== ITEMS ==

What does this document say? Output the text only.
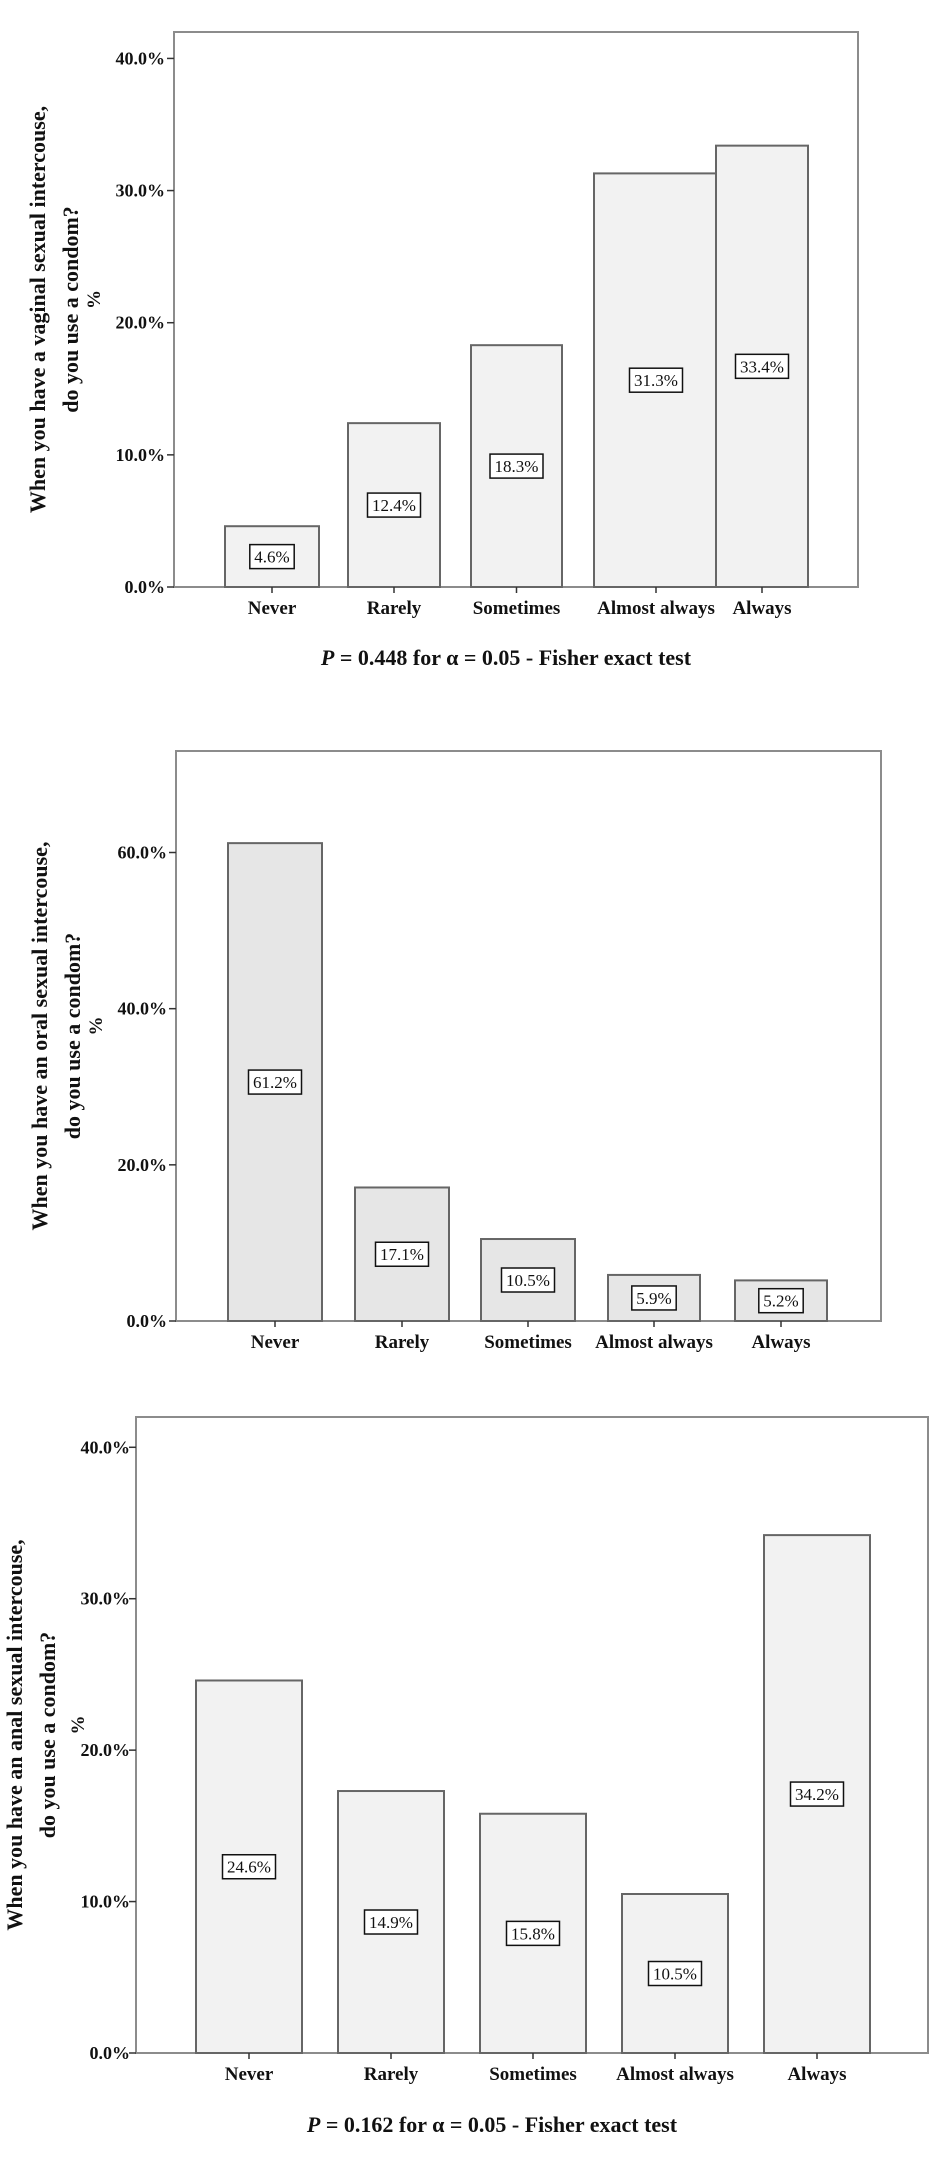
0.0%
10.0%
20.0%
30.0%
40.0%
%
When you have a vaginal sexual intercouse, do you use a condom?
4.6%
Never
12.4%
Rarely
18.3%
Sometimes
31.3%
Almost always
33.4%
Always
P = 0.448 for α = 0.05 - Fisher exact test
0.0%
20.0%
40.0%
60.0%
%
When you have an oral sexual intercouse, do you use a condom?	61.2%
Never
17.1%
Rarely
10.5%
Sometimes
5.9%
Almost always
5.2%
Always
0.0%
10.0%
20.0%
30.0%
40.0%
%
When you have an anal sexual intercouse, do you use a condom?
24.6%
Never
14.9%
Rarely
15.8%
Sometimes
10.5%
Almost always
34.2%
Always
P = 0.162 for α = 0.05 - Fisher exact test
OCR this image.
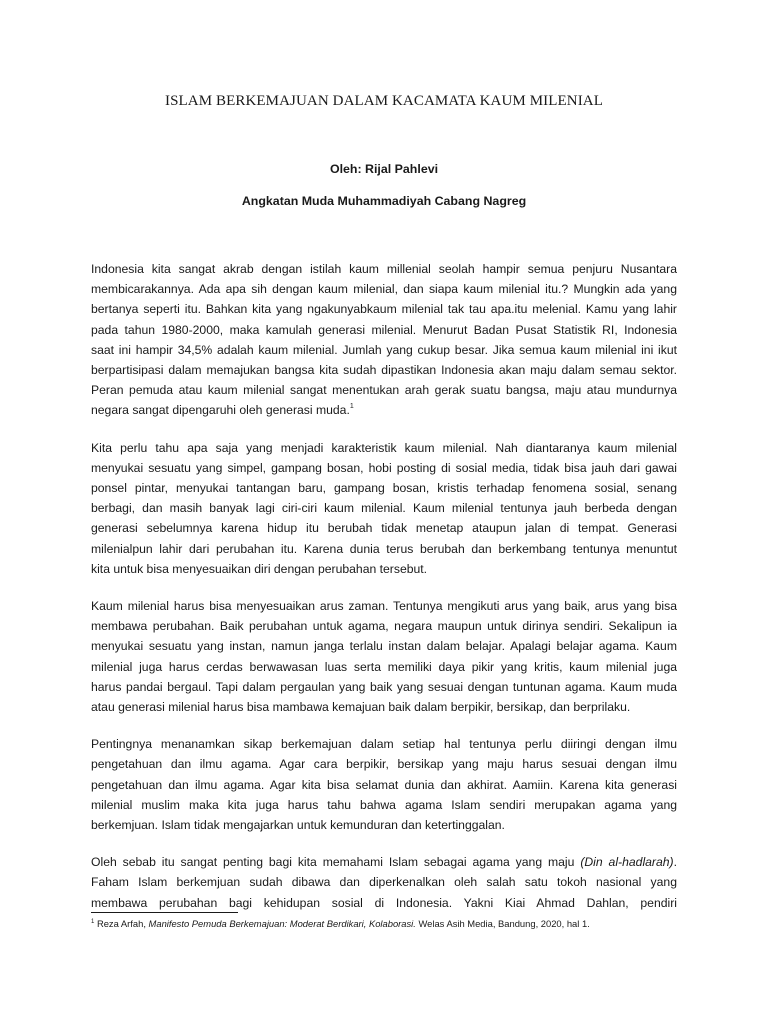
ISLAM BERKEMAJUAN DALAM KACAMATA KAUM MILENIAL
Oleh: Rijal Pahlevi
Angkatan Muda Muhammadiyah Cabang Nagreg

Indonesia kita sangat akrab dengan istilah kaum millenial seolah hampir semua penjuru Nusantara
membicarakannya. Ada apa sih dengan kaum milenial, dan siapa kaum milenial itu.? Mungkin ada yang
bertanya seperti itu. Bahkan kita yang ngakunyabkaum milenial tak tau apa.itu melenial. Kamu yang lahir
pada tahun 1980-2000, maka kamulah generasi milenial. Menurut Badan Pusat Statistik RI, Indonesia
saat ini hampir 34,5% adalah kaum milenial. Jumlah yang cukup besar. Jika semua kaum milenial ini ikut
berpartisipasi dalam memajukan bangsa kita sudah dipastikan Indonesia akan maju dalam semau sektor.
Peran pemuda atau kaum milenial sangat menentukan arah gerak suatu bangsa, maju atau mundurnya
negara sangat dipengaruhi oleh generasi muda.$^1$

Kita perlu tahu apa saja yang menjadi karakteristik kaum milenial. Nah diantaranya kaum milenial
menyukai sesuatu yang simpel, gampang bosan, hobi posting di sosial media, tidak bisa jauh dari gawai
ponsel pintar, menyukai tantangan baru, gampang bosan, kristis terhadap fenomena sosial, senang
berbagi, dan masih banyak lagi ciri-ciri kaum milenial. Kaum milenial tentunya jauh berbeda dengan
generasi sebelumnya karena hidup itu berubah tidak menetap ataupun jalan di tempat. Generasi
milenialpun lahir dari perubahan itu. Karena dunia terus berubah dan berkembang tentunya menuntut
kita untuk bisa menyesuaikan diri dengan perubahan tersebut.

Kaum milenial harus bisa menyesuaikan arus zaman. Tentunya mengikuti arus yang baik, arus yang bisa
membawa perubahan. Baik perubahan untuk agama, negara maupun untuk dirinya sendiri. Sekalipun ia
menyukai sesuatu yang instan, namun janga terlalu instan dalam belajar. Apalagi belajar agama. Kaum
milenial juga harus cerdas berwawasan luas serta memiliki daya pikir yang kritis, kaum milenial juga
harus pandai bergaul. Tapi dalam pergaulan yang baik yang sesuai dengan tuntunan agama. Kaum muda
atau generasi milenial harus bisa mambawa kemajuan baik dalam berpikir, bersikap, dan berprilaku.

Pentingnya menanamkan sikap berkemajuan dalam setiap hal tentunya perlu diiringi dengan ilmu
pengetahuan dan ilmu agama. Agar cara berpikir, bersikap yang maju harus sesuai dengan ilmu
pengetahuan dan ilmu agama. Agar kita bisa selamat dunia dan akhirat. Aamiin. Karena kita generasi
milenial muslim maka kita juga harus tahu bahwa agama Islam sendiri merupakan agama yang
berkemjuan. Islam tidak mengajarkan untuk kemunduran dan ketertinggalan.

Oleh sebab itu sangat penting bagi kita memahami Islam sebagai agama yang maju (Din al-hadlarah).
Faham Islam berkemjuan sudah dibawa dan diperkenalkan oleh salah satu tokoh nasional yang
membawa perubahan bagi kehidupan sosial di Indonesia. Yakni Kiai Ahmad Dahlan, pendiri

$^1$ Reza Arfah, Manifesto Pemuda Berkemajuan: Moderat Berdikari, Kolaborasi. Welas Asih Media, Bandung, 2020, hal 1.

===

Using the records above, retype everything exactly except the pictures.

What does this document say? Output the text only.
0.0%
10.0%
20.0%
30.0%
40.0%
%
When you have a vaginal sexual intercouse, do you use a condom?
4.6%
Never
12.4%
Rarely
18.3%
Sometimes
31.3%
Almost always
33.4%
Always
P = 0.448 for α = 0.05 - Fisher exact test
0.0%
20.0%
40.0%
60.0%
%
When you have an oral sexual intercouse, do you use a condom?	61.2%
Never
17.1%
Rarely
10.5%
Sometimes
5.9%
Almost always
5.2%
Always
0.0%
10.0%
20.0%
30.0%
40.0%
%
When you have an anal sexual intercouse, do you use a condom?
24.6%
Never
14.9%
Rarely
15.8%
Sometimes
10.5%
Almost always
34.2%
Always
P = 0.162 for α = 0.05 - Fisher exact test
OCR this image.
ISLAM BERKEMAJUAN DALAM KACAMATA KAUM MILENIAL
Oleh: Rijal Pahlevi
Angkatan Muda Muhammadiyah Cabang Nagreg

Indonesia kita sangat akrab dengan istilah kaum millenial seolah hampir semua penjuru Nusantara
membicarakannya. Ada apa sih dengan kaum milenial, dan siapa kaum milenial itu.? Mungkin ada yang
bertanya seperti itu. Bahkan kita yang ngakunyabkaum milenial tak tau apa.itu melenial. Kamu yang lahir
pada tahun 1980-2000, maka kamulah generasi milenial. Menurut Badan Pusat Statistik RI, Indonesia
saat ini hampir 34,5% adalah kaum milenial. Jumlah yang cukup besar. Jika semua kaum milenial ini ikut
berpartisipasi dalam memajukan bangsa kita sudah dipastikan Indonesia akan maju dalam semau sektor.
Peran pemuda atau kaum milenial sangat menentukan arah gerak suatu bangsa, maju atau mundurnya
negara sangat dipengaruhi oleh generasi muda.$^1$

Kita perlu tahu apa saja yang menjadi karakteristik kaum milenial. Nah diantaranya kaum milenial
menyukai sesuatu yang simpel, gampang bosan, hobi posting di sosial media, tidak bisa jauh dari gawai
ponsel pintar, menyukai tantangan baru, gampang bosan, kristis terhadap fenomena sosial, senang
berbagi, dan masih banyak lagi ciri-ciri kaum milenial. Kaum milenial tentunya jauh berbeda dengan
generasi sebelumnya karena hidup itu berubah tidak menetap ataupun jalan di tempat. Generasi
milenialpun lahir dari perubahan itu. Karena dunia terus berubah dan berkembang tentunya menuntut
kita untuk bisa menyesuaikan diri dengan perubahan tersebut.

Kaum milenial harus bisa menyesuaikan arus zaman. Tentunya mengikuti arus yang baik, arus yang bisa
membawa perubahan. Baik perubahan untuk agama, negara maupun untuk dirinya sendiri. Sekalipun ia
menyukai sesuatu yang instan, namun janga terlalu instan dalam belajar. Apalagi belajar agama. Kaum
milenial juga harus cerdas berwawasan luas serta memiliki daya pikir yang kritis, kaum milenial juga
harus pandai bergaul. Tapi dalam pergaulan yang baik yang sesuai dengan tuntunan agama. Kaum muda
atau generasi milenial harus bisa mambawa kemajuan baik dalam berpikir, bersikap, dan berprilaku.

Pentingnya menanamkan sikap berkemajuan dalam setiap hal tentunya perlu diiringi dengan ilmu
pengetahuan dan ilmu agama. Agar cara berpikir, bersikap yang maju harus sesuai dengan ilmu
pengetahuan dan ilmu agama. Agar kita bisa selamat dunia dan akhirat. Aamiin. Karena kita generasi
milenial muslim maka kita juga harus tahu bahwa agama Islam sendiri merupakan agama yang
berkemjuan. Islam tidak mengajarkan untuk kemunduran dan ketertinggalan.

Oleh sebab itu sangat penting bagi kita memahami Islam sebagai agama yang maju (Din al-hadlarah).
Faham Islam berkemjuan sudah dibawa dan diperkenalkan oleh salah satu tokoh nasional yang
membawa perubahan bagi kehidupan sosial di Indonesia. Yakni Kiai Ahmad Dahlan, pendiri

$^1$ Reza Arfah, Manifesto Pemuda Berkemajuan: Moderat Berdikari, Kolaborasi. Welas Asih Media, Bandung, 2020, hal 1.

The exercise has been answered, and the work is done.